◆ Challenge
Without including any pictures, write out all the entries exactly.

◆ Data supplied

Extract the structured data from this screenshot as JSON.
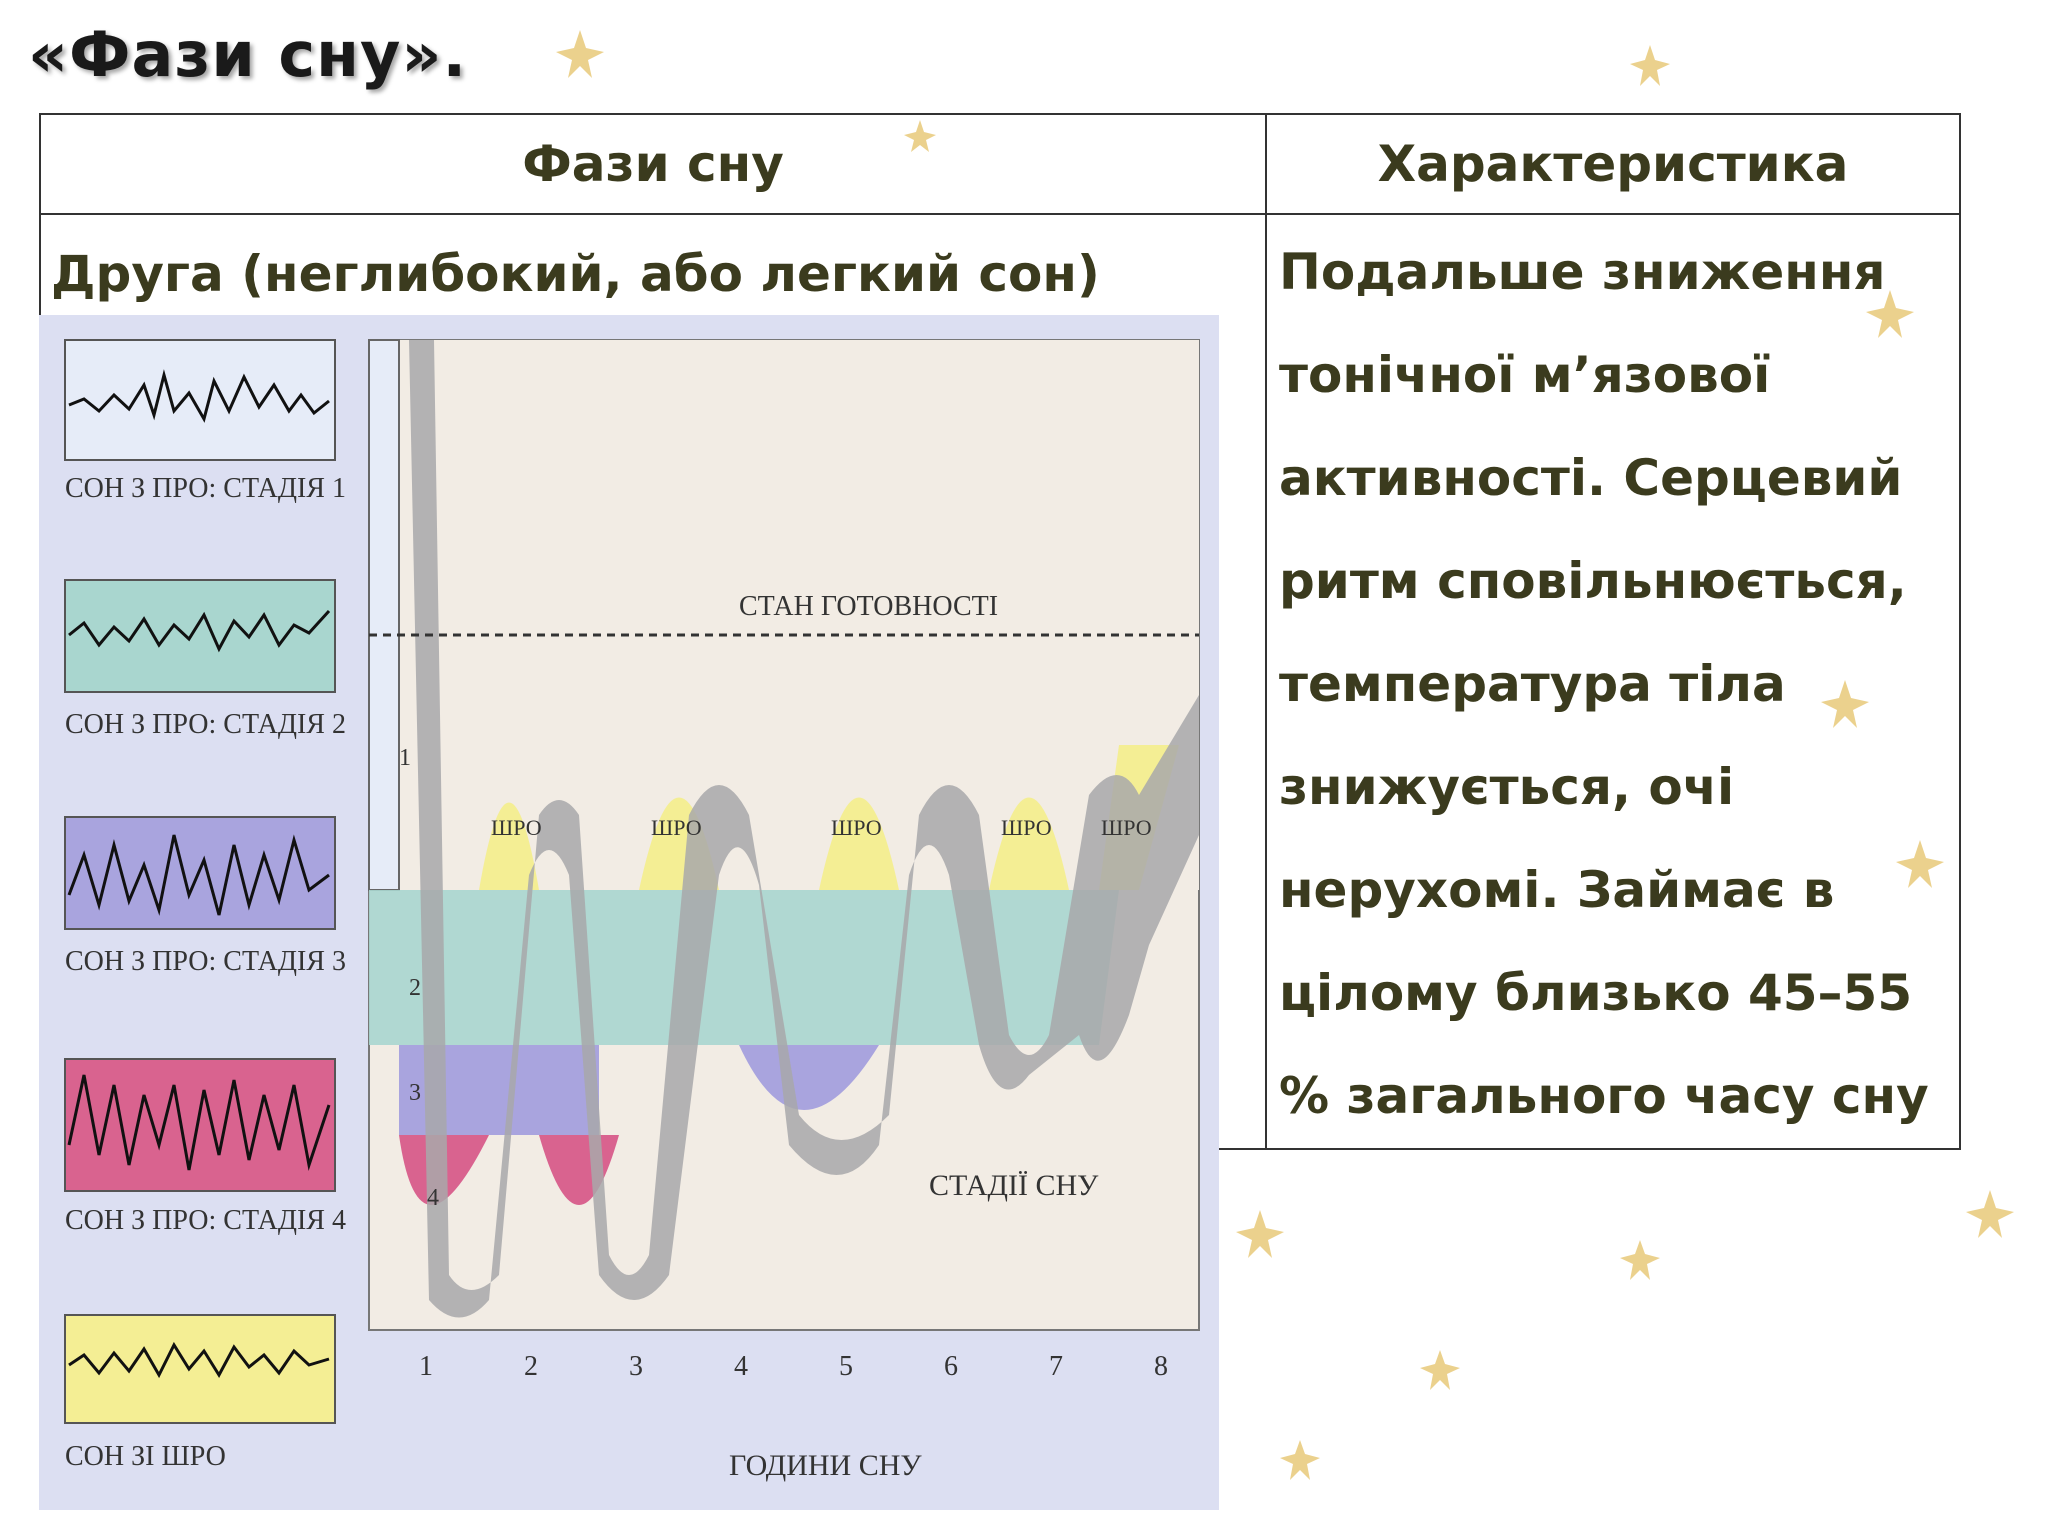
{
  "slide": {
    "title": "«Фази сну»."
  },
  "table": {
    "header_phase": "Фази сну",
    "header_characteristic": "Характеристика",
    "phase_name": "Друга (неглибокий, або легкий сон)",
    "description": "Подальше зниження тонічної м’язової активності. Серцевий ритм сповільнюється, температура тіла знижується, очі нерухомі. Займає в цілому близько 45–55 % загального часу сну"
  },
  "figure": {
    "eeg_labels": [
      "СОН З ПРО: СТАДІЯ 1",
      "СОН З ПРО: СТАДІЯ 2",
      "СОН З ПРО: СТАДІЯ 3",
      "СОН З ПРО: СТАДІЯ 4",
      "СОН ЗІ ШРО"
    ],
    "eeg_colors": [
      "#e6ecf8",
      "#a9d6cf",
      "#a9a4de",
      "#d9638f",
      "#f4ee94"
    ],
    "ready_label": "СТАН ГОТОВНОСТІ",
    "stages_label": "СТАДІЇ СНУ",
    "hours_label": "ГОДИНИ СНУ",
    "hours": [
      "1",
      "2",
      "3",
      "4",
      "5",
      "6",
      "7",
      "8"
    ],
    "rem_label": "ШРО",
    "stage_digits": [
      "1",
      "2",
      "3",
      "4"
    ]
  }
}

◆ Response to the exercise
Extract the structured data from this screenshot as JSON.
{
  "slide": {
    "title": "«Фази сну»."
  },
  "table": {
    "header_phase": "Фази сну",
    "header_characteristic": "Характеристика",
    "phase_name": "Друга (неглибокий, або легкий сон)",
    "description": "Подальше зниження тонічної м’язової активності. Серцевий ритм сповільнюється, температура тіла знижується, очі нерухомі. Займає в цілому близько 45–55 % загального часу сну"
  },
  "figure": {
    "eeg_labels": [
      "СОН З ПРО: СТАДІЯ 1",
      "СОН З ПРО: СТАДІЯ 2",
      "СОН З ПРО: СТАДІЯ 3",
      "СОН З ПРО: СТАДІЯ 4",
      "СОН ЗІ ШРО"
    ],
    "eeg_colors": [
      "#e6ecf8",
      "#a9d6cf",
      "#a9a4de",
      "#d9638f",
      "#f4ee94"
    ],
    "ready_label": "СТАН ГОТОВНОСТІ",
    "stages_label": "СТАДІЇ СНУ",
    "hours_label": "ГОДИНИ СНУ",
    "hours": [
      "1",
      "2",
      "3",
      "4",
      "5",
      "6",
      "7",
      "8"
    ],
    "rem_label": "ШРО",
    "stage_digits": [
      "1",
      "2",
      "3",
      "4"
    ]
  }
}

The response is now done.